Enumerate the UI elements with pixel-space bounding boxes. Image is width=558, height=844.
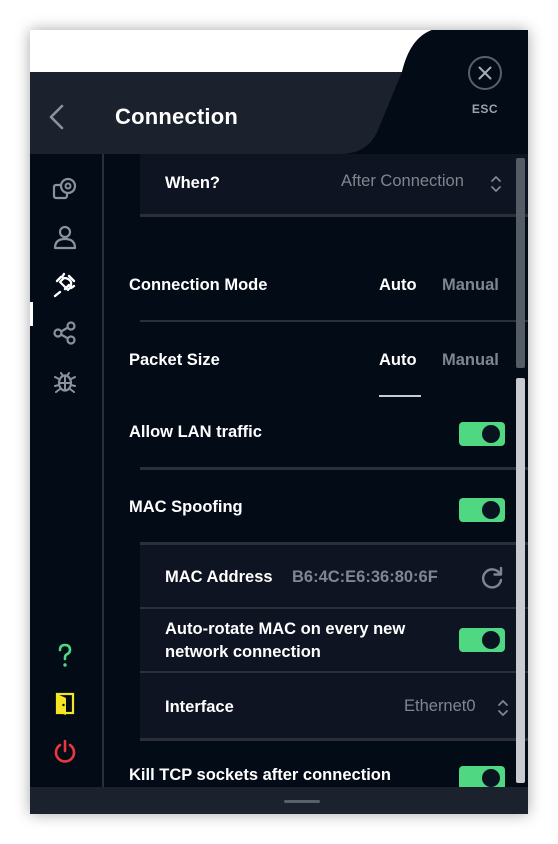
updown-chevron-icon xyxy=(498,700,508,716)
help-button[interactable] xyxy=(50,641,80,671)
divider xyxy=(140,738,528,741)
auto-rotate-label-line1: Auto-rotate MAC on every new xyxy=(165,620,406,638)
resize-grip[interactable] xyxy=(284,800,320,803)
when-label: When? xyxy=(165,174,220,192)
packet-size-selected-underline xyxy=(379,395,421,397)
mac-spoofing-label: MAC Spoofing xyxy=(129,498,243,516)
toggle-knob xyxy=(482,425,500,443)
divider xyxy=(140,214,528,217)
interface-row[interactable]: Interface Ethernet0 xyxy=(140,673,528,738)
power-button[interactable] xyxy=(50,737,80,767)
allow-lan-label: Allow LAN traffic xyxy=(129,423,262,441)
power-icon xyxy=(54,739,76,763)
back-button[interactable] xyxy=(44,102,70,132)
esc-label: ESC xyxy=(471,102,499,116)
mac-address-row: MAC Address B6:4C:E6:36:80:6F xyxy=(140,545,528,607)
updown-chevron-icon xyxy=(491,176,501,192)
scrollbar-thumb[interactable] xyxy=(516,378,525,783)
divider xyxy=(140,467,528,470)
packet-size-label: Packet Size xyxy=(129,351,220,369)
toggle-knob xyxy=(482,631,500,649)
scrollbar-track-upper xyxy=(516,158,525,368)
toggle-knob xyxy=(482,501,500,519)
when-value: After Connection xyxy=(341,172,464,190)
auto-rotate-label: Auto-rotate MAC on every new network con… xyxy=(165,618,405,664)
exit-door-icon xyxy=(55,692,75,715)
bottom-bar xyxy=(30,787,528,814)
exit-button[interactable] xyxy=(50,689,80,719)
packet-size-auto[interactable]: Auto xyxy=(379,351,417,370)
help-icon xyxy=(58,643,72,667)
mac-address-value: B6:4C:E6:36:80:6F xyxy=(292,568,438,586)
refresh-icon[interactable] xyxy=(479,565,505,591)
page-title: Connection xyxy=(115,104,238,129)
share-icon xyxy=(53,321,76,345)
settings-list: When? After Connection Connection Mode A… xyxy=(104,154,528,787)
sidebar-item-account[interactable] xyxy=(50,222,80,252)
mac-address-label: MAC Address xyxy=(165,568,273,586)
when-row[interactable]: When? After Connection xyxy=(140,154,528,214)
sidebar-item-share[interactable] xyxy=(50,318,80,348)
bug-icon xyxy=(54,372,76,393)
connection-mode-auto[interactable]: Auto xyxy=(379,276,417,295)
packet-size-manual[interactable]: Manual xyxy=(442,351,499,370)
close-button[interactable] xyxy=(467,55,503,91)
auto-rotate-row: Auto-rotate MAC on every new network con… xyxy=(140,609,528,671)
connection-mode-manual[interactable]: Manual xyxy=(442,276,499,295)
divider xyxy=(140,320,528,322)
sidebar-item-servers[interactable] xyxy=(50,174,80,204)
header-tab-shape xyxy=(30,30,528,154)
sidebar-item-debug[interactable] xyxy=(50,366,80,396)
sidebar xyxy=(30,154,104,787)
auto-rotate-toggle[interactable] xyxy=(459,628,505,652)
allow-lan-toggle[interactable] xyxy=(459,422,505,446)
kill-tcp-label: Kill TCP sockets after connection xyxy=(129,766,391,784)
close-icon xyxy=(468,56,502,90)
kill-tcp-toggle[interactable] xyxy=(459,766,505,787)
active-indicator xyxy=(30,302,33,326)
servers-icon xyxy=(52,177,77,200)
mac-spoofing-toggle[interactable] xyxy=(459,498,505,522)
toggle-knob xyxy=(482,769,500,787)
auto-rotate-label-line2: network connection xyxy=(165,643,321,661)
chevron-left-icon xyxy=(49,104,64,130)
settings-window: Connection ESC When? After Connection Co… xyxy=(30,30,528,814)
interface-value: Ethernet0 xyxy=(404,697,476,715)
account-icon xyxy=(53,225,77,250)
interface-label: Interface xyxy=(165,698,234,716)
connection-mode-label-text: Connection Mode xyxy=(129,276,268,294)
plug-icon xyxy=(53,272,76,298)
sidebar-item-connection[interactable] xyxy=(50,270,80,300)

* * * * * * * * *

WORK REQUIRED
Write out all of the records above again, word for word, but leave out the pictures.

SOLUTION TO THE PROBLEM
Enumerate the UI elements with pixel-space bounding boxes. Image is width=558, height=844.
updown-chevron-icon xyxy=(498,700,508,716)
help-button[interactable] xyxy=(50,641,80,671)
divider xyxy=(140,738,528,741)
auto-rotate-label-line1: Auto-rotate MAC on every new xyxy=(165,620,406,638)
resize-grip[interactable] xyxy=(284,800,320,803)
when-label: When? xyxy=(165,174,220,192)
packet-size-selected-underline xyxy=(379,395,421,397)
mac-spoofing-label: MAC Spoofing xyxy=(129,498,243,516)
toggle-knob xyxy=(482,425,500,443)
divider xyxy=(140,214,528,217)
interface-row[interactable]: Interface Ethernet0 xyxy=(140,673,528,738)
power-button[interactable] xyxy=(50,737,80,767)
allow-lan-label: Allow LAN traffic xyxy=(129,423,262,441)
power-icon xyxy=(54,739,76,763)
back-button[interactable] xyxy=(44,102,70,132)
esc-label: ESC xyxy=(471,102,499,116)
mac-address-row: MAC Address B6:4C:E6:36:80:6F xyxy=(140,545,528,607)
updown-chevron-icon xyxy=(491,176,501,192)
scrollbar-thumb[interactable] xyxy=(516,378,525,783)
divider xyxy=(140,467,528,470)
packet-size-label: Packet Size xyxy=(129,351,220,369)
toggle-knob xyxy=(482,631,500,649)
scrollbar-track-upper xyxy=(516,158,525,368)
toggle-knob xyxy=(482,501,500,519)
when-value: After Connection xyxy=(341,172,464,190)
auto-rotate-label: Auto-rotate MAC on every new network con… xyxy=(165,618,405,664)
exit-door-icon xyxy=(55,692,75,715)
bottom-bar xyxy=(30,787,528,814)
exit-button[interactable] xyxy=(50,689,80,719)
packet-size-auto[interactable]: Auto xyxy=(379,351,417,370)
help-icon xyxy=(58,643,72,667)
mac-address-value: B6:4C:E6:36:80:6F xyxy=(292,568,438,586)
refresh-icon[interactable] xyxy=(479,565,505,591)
page-title: Connection xyxy=(115,104,238,129)
share-icon xyxy=(53,321,76,345)
settings-list: When? After Connection Connection Mode A… xyxy=(104,154,528,787)
sidebar-item-account[interactable] xyxy=(50,222,80,252)
mac-address-label: MAC Address xyxy=(165,568,273,586)
when-row[interactable]: When? After Connection xyxy=(140,154,528,214)
sidebar-item-share[interactable] xyxy=(50,318,80,348)
bug-icon xyxy=(54,372,76,393)
connection-mode-auto[interactable]: Auto xyxy=(379,276,417,295)
packet-size-manual[interactable]: Manual xyxy=(442,351,499,370)
close-button[interactable] xyxy=(467,55,503,91)
auto-rotate-row: Auto-rotate MAC on every new network con… xyxy=(140,609,528,671)
connection-mode-manual[interactable]: Manual xyxy=(442,276,499,295)
divider xyxy=(140,320,528,322)
sidebar-item-servers[interactable] xyxy=(50,174,80,204)
header-tab-shape xyxy=(30,30,528,154)
sidebar-item-debug[interactable] xyxy=(50,366,80,396)
sidebar xyxy=(30,154,104,787)
auto-rotate-toggle[interactable] xyxy=(459,628,505,652)
allow-lan-toggle[interactable] xyxy=(459,422,505,446)
kill-tcp-label: Kill TCP sockets after connection xyxy=(129,766,391,784)
close-icon xyxy=(468,56,502,90)
kill-tcp-toggle[interactable] xyxy=(459,766,505,787)
active-indicator xyxy=(30,302,33,326)
servers-icon xyxy=(52,177,77,200)
mac-spoofing-toggle[interactable] xyxy=(459,498,505,522)
toggle-knob xyxy=(482,769,500,787)
auto-rotate-label-line2: network connection xyxy=(165,643,321,661)
chevron-left-icon xyxy=(49,104,64,130)
settings-window: Connection ESC When? After Connection Co… xyxy=(30,30,528,814)
interface-value: Ethernet0 xyxy=(404,697,476,715)
account-icon xyxy=(53,225,77,250)
interface-label: Interface xyxy=(165,698,234,716)
connection-mode-label-text: Connection Mode xyxy=(129,276,268,294)
plug-icon xyxy=(53,272,76,298)
sidebar-item-connection[interactable] xyxy=(50,270,80,300)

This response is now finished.